(Items listed in a dataset)
────
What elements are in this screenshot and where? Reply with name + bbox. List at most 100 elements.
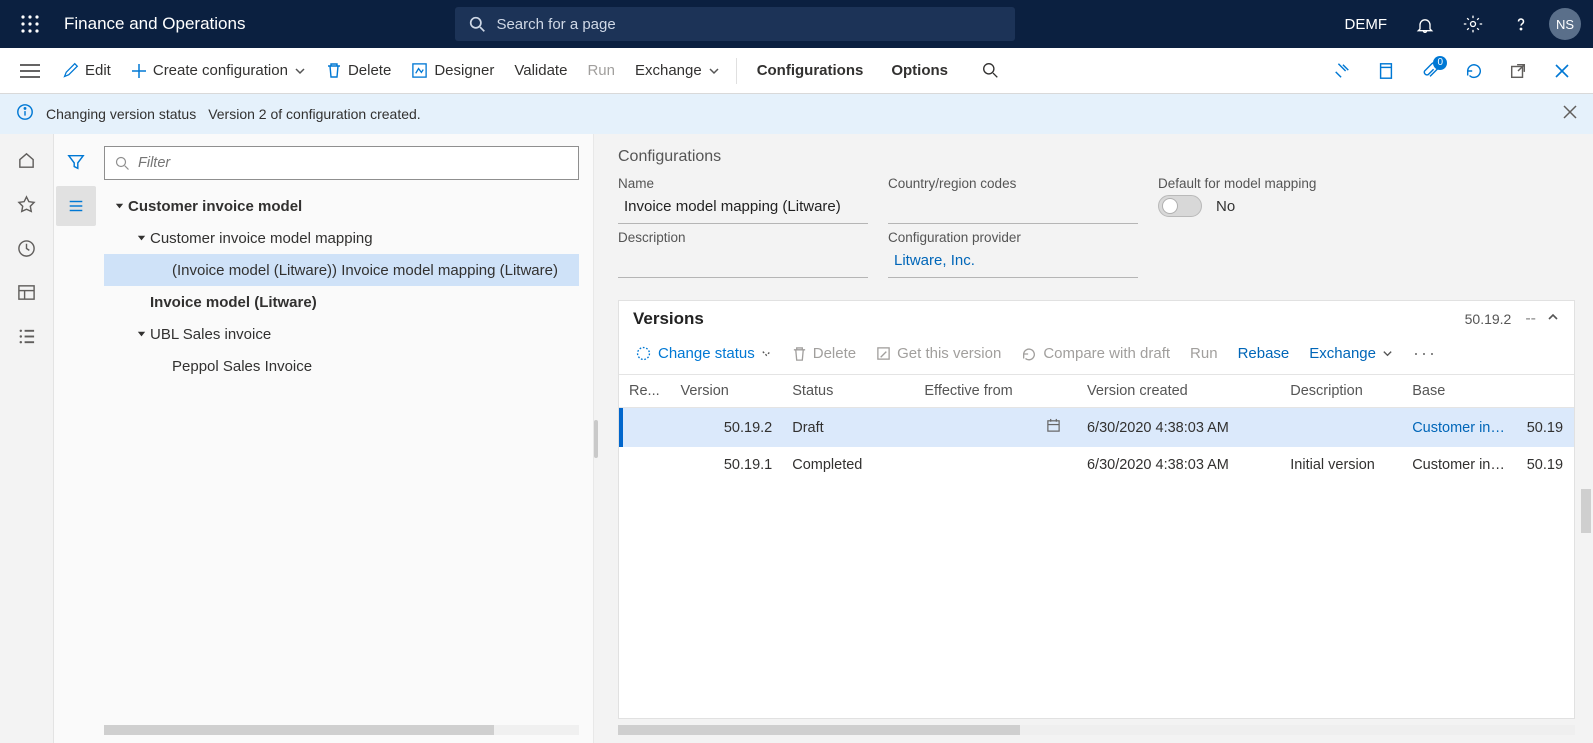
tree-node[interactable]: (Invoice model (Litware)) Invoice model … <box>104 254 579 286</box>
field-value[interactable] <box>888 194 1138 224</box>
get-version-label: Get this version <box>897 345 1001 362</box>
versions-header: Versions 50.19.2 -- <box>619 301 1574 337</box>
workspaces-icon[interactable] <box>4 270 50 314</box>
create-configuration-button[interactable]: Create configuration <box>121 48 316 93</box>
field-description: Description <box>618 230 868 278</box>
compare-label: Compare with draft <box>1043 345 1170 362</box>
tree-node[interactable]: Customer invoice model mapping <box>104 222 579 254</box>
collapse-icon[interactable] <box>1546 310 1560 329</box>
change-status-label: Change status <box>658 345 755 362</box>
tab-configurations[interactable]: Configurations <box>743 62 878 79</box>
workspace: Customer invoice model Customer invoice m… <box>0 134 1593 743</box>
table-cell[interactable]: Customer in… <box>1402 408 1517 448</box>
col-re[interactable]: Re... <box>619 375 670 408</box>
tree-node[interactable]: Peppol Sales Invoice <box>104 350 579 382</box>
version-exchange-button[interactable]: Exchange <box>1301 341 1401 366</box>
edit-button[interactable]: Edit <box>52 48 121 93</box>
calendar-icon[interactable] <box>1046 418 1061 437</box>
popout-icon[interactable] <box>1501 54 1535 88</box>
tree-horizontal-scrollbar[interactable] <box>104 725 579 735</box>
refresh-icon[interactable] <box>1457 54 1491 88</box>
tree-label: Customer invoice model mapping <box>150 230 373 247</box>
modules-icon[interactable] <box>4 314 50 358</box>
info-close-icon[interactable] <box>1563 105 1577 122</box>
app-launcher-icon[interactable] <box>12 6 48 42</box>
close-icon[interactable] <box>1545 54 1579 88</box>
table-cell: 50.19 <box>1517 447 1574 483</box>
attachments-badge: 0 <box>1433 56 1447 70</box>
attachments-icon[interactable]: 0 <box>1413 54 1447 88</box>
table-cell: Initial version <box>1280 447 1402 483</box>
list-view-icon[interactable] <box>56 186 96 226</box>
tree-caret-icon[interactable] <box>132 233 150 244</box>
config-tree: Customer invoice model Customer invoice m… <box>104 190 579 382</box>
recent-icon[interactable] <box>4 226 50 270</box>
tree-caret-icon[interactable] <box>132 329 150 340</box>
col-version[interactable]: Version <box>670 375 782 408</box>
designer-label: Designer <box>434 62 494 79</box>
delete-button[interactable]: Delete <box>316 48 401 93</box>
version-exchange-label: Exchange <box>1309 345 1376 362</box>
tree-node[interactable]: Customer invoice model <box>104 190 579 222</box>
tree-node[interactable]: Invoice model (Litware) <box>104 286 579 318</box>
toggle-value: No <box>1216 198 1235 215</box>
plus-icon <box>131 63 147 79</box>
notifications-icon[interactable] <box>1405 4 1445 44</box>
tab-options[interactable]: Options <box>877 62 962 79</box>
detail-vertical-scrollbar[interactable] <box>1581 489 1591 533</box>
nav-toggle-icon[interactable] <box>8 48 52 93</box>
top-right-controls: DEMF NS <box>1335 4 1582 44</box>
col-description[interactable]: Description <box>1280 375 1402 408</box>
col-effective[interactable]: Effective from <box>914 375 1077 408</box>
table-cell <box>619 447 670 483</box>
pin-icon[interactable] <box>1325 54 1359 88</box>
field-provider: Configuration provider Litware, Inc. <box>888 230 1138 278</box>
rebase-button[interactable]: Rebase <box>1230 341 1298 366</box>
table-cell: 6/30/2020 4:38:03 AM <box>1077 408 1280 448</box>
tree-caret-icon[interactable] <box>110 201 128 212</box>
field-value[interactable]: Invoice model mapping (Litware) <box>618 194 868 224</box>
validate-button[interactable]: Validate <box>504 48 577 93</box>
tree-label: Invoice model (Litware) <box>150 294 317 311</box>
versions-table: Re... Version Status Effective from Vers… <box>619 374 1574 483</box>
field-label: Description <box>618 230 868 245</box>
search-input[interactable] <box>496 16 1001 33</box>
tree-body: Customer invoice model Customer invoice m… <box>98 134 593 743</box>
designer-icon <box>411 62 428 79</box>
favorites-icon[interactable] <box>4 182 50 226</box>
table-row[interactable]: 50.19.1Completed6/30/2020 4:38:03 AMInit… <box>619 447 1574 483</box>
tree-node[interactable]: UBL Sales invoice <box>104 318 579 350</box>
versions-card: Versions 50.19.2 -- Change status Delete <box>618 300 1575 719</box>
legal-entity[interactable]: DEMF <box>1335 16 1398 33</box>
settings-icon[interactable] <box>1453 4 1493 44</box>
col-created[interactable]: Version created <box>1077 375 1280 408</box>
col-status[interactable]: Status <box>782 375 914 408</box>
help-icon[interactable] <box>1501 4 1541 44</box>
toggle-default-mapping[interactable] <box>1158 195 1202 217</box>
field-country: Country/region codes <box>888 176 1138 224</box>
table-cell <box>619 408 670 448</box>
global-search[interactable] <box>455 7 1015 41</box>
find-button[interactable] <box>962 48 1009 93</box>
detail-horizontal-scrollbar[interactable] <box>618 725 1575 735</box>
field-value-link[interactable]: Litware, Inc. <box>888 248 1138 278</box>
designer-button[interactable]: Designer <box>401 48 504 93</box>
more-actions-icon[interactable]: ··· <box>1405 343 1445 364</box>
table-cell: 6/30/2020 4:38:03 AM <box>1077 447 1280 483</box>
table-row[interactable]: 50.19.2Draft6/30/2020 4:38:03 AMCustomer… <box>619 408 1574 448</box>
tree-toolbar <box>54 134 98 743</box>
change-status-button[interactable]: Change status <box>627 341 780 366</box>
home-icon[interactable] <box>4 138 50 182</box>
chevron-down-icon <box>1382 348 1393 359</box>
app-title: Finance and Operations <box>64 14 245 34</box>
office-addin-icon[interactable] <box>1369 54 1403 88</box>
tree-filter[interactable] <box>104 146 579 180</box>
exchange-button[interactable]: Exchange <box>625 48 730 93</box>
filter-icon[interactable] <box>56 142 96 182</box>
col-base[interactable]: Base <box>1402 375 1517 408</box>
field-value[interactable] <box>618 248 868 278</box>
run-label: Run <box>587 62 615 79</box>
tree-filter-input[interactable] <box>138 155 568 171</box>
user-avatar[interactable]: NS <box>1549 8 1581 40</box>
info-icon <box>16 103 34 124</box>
────
> _What to produce_
Turn the part of the listing that starts at the line containing "tree-node[interactable]: (Invoice model" and ends after the line containing "attachments-icon[interactable]: 0 <box>1413" into a numbered list, omitting any blank lines.

> _In response_
1. tree-node[interactable]: (Invoice model (Litware)) Invoice model … <box>104 254 579 286</box>
2. field-value[interactable] <box>888 194 1138 224</box>
3. get-version-label: Get this version <box>897 345 1001 362</box>
4. versions-header: Versions 50.19.2 -- <box>619 301 1574 337</box>
5. workspaces-icon[interactable] <box>4 270 50 314</box>
6. create-configuration-button[interactable]: Create configuration <box>121 48 316 93</box>
7. field-description: Description <box>618 230 868 278</box>
8. compare-label: Compare with draft <box>1043 345 1170 362</box>
9. tree-node[interactable]: Customer invoice model mapping <box>104 222 579 254</box>
10. collapse-icon[interactable] <box>1546 310 1560 329</box>
11. change-status-label: Change status <box>658 345 755 362</box>
12. tab-configurations[interactable]: Configurations <box>743 62 878 79</box>
13. workspace: Customer invoice model Customer invoice m… <box>0 134 1593 743</box>
14. table-cell[interactable]: Customer in… <box>1402 408 1517 448</box>
15. col-re[interactable]: Re... <box>619 375 670 408</box>
16. tree-node[interactable]: Peppol Sales Invoice <box>104 350 579 382</box>
17. version-exchange-button[interactable]: Exchange <box>1301 341 1401 366</box>
18. edit-button[interactable]: Edit <box>52 48 121 93</box>
19. calendar-icon[interactable] <box>1046 418 1061 437</box>
20. popout-icon[interactable] <box>1501 54 1535 88</box>
21. tree-horizontal-scrollbar[interactable] <box>104 725 579 735</box>
22. refresh-icon[interactable] <box>1457 54 1491 88</box>
23. tree-label: Customer invoice model mapping <box>150 230 373 247</box>
24. modules-icon[interactable] <box>4 314 50 358</box>
25. info-close-icon[interactable] <box>1563 105 1577 122</box>
26. app-launcher-icon[interactable] <box>12 6 48 42</box>
27. close-icon[interactable] <box>1545 54 1579 88</box>
28. table-cell: 50.19 <box>1517 447 1574 483</box>
29. attachments-badge: 0 <box>1433 56 1447 70</box>
30. attachments-icon[interactable]: 0 <box>1413 54 1447 88</box>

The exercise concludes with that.